Copy all lines in which the word "HIGH" can be found.

(Dataset rows about figures)
+===+
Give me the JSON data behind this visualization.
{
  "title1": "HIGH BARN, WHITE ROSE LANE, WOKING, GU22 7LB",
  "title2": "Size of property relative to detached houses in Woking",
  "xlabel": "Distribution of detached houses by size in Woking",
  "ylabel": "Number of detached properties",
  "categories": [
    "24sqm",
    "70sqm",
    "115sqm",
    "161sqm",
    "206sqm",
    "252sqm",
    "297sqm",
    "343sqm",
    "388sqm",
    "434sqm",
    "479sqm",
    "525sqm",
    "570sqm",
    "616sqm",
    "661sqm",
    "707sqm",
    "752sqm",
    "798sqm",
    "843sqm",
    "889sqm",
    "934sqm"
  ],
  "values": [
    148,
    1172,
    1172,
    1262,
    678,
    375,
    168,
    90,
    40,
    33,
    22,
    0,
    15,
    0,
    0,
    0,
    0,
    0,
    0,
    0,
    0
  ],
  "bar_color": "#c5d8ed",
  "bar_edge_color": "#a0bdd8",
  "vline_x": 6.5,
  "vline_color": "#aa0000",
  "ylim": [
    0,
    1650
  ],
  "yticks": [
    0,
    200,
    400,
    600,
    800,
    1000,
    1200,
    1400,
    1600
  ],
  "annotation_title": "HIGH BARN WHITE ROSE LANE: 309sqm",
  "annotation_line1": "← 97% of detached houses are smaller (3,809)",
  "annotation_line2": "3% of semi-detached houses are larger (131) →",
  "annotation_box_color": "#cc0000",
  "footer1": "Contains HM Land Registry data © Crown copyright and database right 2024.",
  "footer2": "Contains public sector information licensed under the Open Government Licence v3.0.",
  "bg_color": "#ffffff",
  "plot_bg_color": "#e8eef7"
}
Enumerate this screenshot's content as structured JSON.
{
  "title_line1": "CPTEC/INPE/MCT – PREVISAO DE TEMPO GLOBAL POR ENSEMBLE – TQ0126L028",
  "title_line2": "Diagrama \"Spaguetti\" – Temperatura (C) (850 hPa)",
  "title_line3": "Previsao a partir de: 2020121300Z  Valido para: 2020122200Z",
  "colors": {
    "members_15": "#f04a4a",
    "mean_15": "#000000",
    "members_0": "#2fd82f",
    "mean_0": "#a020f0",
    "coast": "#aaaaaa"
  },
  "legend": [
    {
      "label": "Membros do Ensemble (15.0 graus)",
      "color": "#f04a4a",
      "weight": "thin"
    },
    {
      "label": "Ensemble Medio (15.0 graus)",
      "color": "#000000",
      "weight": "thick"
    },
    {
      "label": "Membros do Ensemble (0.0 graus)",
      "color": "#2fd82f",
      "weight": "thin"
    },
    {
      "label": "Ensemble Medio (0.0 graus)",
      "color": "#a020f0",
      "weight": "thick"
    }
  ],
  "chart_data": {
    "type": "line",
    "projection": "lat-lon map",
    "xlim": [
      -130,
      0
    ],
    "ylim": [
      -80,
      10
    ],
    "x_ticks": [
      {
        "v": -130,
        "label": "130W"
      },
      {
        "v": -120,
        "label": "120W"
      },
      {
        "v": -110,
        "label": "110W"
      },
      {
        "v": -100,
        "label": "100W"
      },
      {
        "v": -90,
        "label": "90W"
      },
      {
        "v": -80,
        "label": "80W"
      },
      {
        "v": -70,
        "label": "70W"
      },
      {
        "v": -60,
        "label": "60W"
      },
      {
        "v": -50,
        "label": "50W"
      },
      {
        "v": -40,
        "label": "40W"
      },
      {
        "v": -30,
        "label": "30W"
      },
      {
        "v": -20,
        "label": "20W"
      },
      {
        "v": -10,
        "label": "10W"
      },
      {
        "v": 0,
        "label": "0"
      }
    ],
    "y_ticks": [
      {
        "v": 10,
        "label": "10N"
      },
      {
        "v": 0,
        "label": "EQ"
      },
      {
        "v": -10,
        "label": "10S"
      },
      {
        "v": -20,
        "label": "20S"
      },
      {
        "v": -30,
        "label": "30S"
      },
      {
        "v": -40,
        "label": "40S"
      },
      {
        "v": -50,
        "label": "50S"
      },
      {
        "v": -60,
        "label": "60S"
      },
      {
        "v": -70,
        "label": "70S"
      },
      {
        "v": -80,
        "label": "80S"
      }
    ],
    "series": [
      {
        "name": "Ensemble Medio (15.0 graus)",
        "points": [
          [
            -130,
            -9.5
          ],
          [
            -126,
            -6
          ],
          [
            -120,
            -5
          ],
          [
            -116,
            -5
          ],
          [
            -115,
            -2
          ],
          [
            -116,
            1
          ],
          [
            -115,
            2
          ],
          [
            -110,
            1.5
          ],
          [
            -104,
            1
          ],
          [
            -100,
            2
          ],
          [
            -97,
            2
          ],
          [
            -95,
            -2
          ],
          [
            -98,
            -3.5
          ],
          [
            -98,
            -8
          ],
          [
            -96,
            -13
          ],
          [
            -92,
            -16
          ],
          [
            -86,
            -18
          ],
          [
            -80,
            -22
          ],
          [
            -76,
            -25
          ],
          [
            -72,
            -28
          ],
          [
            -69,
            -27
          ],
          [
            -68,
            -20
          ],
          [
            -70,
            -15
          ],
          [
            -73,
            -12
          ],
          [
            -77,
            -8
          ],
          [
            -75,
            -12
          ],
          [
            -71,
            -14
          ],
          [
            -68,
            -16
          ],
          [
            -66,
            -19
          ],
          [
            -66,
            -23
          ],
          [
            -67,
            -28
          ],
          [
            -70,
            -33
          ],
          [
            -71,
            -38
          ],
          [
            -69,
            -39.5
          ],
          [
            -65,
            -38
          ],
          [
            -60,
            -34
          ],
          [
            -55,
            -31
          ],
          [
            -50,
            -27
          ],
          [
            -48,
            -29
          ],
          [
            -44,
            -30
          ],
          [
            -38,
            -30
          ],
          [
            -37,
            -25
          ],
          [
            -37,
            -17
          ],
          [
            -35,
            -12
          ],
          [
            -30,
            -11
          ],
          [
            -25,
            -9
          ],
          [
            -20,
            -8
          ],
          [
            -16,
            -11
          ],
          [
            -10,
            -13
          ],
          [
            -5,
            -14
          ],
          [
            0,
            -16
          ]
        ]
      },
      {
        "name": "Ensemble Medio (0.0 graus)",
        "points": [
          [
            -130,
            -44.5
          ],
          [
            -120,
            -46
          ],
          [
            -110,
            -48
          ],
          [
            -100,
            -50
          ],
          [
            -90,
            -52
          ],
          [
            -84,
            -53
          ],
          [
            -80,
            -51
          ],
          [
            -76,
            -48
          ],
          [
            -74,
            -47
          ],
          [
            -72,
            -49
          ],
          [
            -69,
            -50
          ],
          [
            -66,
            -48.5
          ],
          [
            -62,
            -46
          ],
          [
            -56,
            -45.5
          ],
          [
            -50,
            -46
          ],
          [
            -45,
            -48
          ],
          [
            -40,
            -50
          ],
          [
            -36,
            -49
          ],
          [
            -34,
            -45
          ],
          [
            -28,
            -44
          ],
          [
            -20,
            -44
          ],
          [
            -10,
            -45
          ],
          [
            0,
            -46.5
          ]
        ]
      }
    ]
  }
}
+===+
THE SOLUTION:
  "title1": "HIGH BARN, WHITE ROSE LANE, WOKING, GU22 7LB",
  "annotation_title": "HIGH BARN WHITE ROSE LANE: 309sqm",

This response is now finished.